● Data provided
*****

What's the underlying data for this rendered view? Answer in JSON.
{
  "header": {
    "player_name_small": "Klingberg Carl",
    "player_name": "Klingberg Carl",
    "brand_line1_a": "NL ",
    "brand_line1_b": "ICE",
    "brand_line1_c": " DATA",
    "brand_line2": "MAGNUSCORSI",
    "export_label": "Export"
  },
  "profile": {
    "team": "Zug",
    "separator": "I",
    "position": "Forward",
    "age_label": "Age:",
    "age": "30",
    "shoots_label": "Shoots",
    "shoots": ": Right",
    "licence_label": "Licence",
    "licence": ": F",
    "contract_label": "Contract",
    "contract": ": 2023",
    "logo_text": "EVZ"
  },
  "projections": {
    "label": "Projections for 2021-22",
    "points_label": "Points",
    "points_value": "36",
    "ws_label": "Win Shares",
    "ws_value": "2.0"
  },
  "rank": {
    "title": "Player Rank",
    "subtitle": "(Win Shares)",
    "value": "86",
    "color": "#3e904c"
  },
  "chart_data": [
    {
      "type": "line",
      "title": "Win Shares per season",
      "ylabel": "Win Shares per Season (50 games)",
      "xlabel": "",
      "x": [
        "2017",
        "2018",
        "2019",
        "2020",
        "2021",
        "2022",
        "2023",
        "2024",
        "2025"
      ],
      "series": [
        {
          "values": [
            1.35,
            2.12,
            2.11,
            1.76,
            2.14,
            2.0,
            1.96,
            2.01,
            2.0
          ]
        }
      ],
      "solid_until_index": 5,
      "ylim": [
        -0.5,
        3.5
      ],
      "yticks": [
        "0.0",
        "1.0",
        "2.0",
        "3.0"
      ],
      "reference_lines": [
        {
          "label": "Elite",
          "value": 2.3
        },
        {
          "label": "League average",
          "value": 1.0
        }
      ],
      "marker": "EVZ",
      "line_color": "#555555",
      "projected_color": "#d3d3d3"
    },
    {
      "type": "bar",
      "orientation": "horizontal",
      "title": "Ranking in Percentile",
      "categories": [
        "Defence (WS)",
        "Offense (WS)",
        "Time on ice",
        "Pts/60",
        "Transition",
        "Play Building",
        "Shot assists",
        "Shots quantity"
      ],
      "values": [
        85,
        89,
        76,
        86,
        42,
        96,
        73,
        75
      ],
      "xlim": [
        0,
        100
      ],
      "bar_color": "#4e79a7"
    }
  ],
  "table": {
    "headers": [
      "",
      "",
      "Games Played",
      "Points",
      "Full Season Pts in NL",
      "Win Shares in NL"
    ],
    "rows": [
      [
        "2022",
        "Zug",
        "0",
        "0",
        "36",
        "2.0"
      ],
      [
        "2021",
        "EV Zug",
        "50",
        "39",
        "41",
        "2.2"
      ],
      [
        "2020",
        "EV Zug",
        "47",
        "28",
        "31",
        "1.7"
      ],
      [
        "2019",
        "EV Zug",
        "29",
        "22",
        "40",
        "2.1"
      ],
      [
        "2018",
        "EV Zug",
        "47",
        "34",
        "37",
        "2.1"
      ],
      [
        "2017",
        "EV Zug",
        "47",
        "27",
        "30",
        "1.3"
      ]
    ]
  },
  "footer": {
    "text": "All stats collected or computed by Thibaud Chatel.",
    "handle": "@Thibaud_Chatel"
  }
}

*****

● Task objective
Copy out all of the lines above exactly.

● Solution to the exercise
What's the underlying data for this rendered view? Answer in JSON.
{
  "header": {
    "player_name_small": "Klingberg Carl",
    "player_name": "Klingberg Carl",
    "brand_line1_a": "NL ",
    "brand_line1_b": "ICE",
    "brand_line1_c": " DATA",
    "brand_line2": "MAGNUSCORSI",
    "export_label": "Export"
  },
  "profile": {
    "team": "Zug",
    "separator": "I",
    "position": "Forward",
    "age_label": "Age:",
    "age": "30",
    "shoots_label": "Shoots",
    "shoots": ": Right",
    "licence_label": "Licence",
    "licence": ": F",
    "contract_label": "Contract",
    "contract": ": 2023",
    "logo_text": "EVZ"
  },
  "projections": {
    "label": "Projections for 2021-22",
    "points_label": "Points",
    "points_value": "36",
    "ws_label": "Win Shares",
    "ws_value": "2.0"
  },
  "rank": {
    "title": "Player Rank",
    "subtitle": "(Win Shares)",
    "value": "86",
    "color": "#3e904c"
  },
  "chart_data": [
    {
      "type": "line",
      "title": "Win Shares per season",
      "ylabel": "Win Shares per Season (50 games)",
      "xlabel": "",
      "x": [
        "2017",
        "2018",
        "2019",
        "2020",
        "2021",
        "2022",
        "2023",
        "2024",
        "2025"
      ],
      "series": [
        {
          "values": [
            1.35,
            2.12,
            2.11,
            1.76,
            2.14,
            2.0,
            1.96,
            2.01,
            2.0
          ]
        }
      ],
      "solid_until_index": 5,
      "ylim": [
        -0.5,
        3.5
      ],
      "yticks": [
        "0.0",
        "1.0",
        "2.0",
        "3.0"
      ],
      "reference_lines": [
        {
          "label": "Elite",
          "value": 2.3
        },
        {
          "label": "League average",
          "value": 1.0
        }
      ],
      "marker": "EVZ",
      "line_color": "#555555",
      "projected_color": "#d3d3d3"
    },
    {
      "type": "bar",
      "orientation": "horizontal",
      "title": "Ranking in Percentile",
      "categories": [
        "Defence (WS)",
        "Offense (WS)",
        "Time on ice",
        "Pts/60",
        "Transition",
        "Play Building",
        "Shot assists",
        "Shots quantity"
      ],
      "values": [
        85,
        89,
        76,
        86,
        42,
        96,
        73,
        75
      ],
      "xlim": [
        0,
        100
      ],
      "bar_color": "#4e79a7"
    }
  ],
  "table": {
    "headers": [
      "",
      "",
      "Games Played",
      "Points",
      "Full Season Pts in NL",
      "Win Shares in NL"
    ],
    "rows": [
      [
        "2022",
        "Zug",
        "0",
        "0",
        "36",
        "2.0"
      ],
      [
        "2021",
        "EV Zug",
        "50",
        "39",
        "41",
        "2.2"
      ],
      [
        "2020",
        "EV Zug",
        "47",
        "28",
        "31",
        "1.7"
      ],
      [
        "2019",
        "EV Zug",
        "29",
        "22",
        "40",
        "2.1"
      ],
      [
        "2018",
        "EV Zug",
        "47",
        "34",
        "37",
        "2.1"
      ],
      [
        "2017",
        "EV Zug",
        "47",
        "27",
        "30",
        "1.3"
      ]
    ]
  },
  "footer": {
    "text": "All stats collected or computed by Thibaud Chatel.",
    "handle": "@Thibaud_Chatel"
  }
}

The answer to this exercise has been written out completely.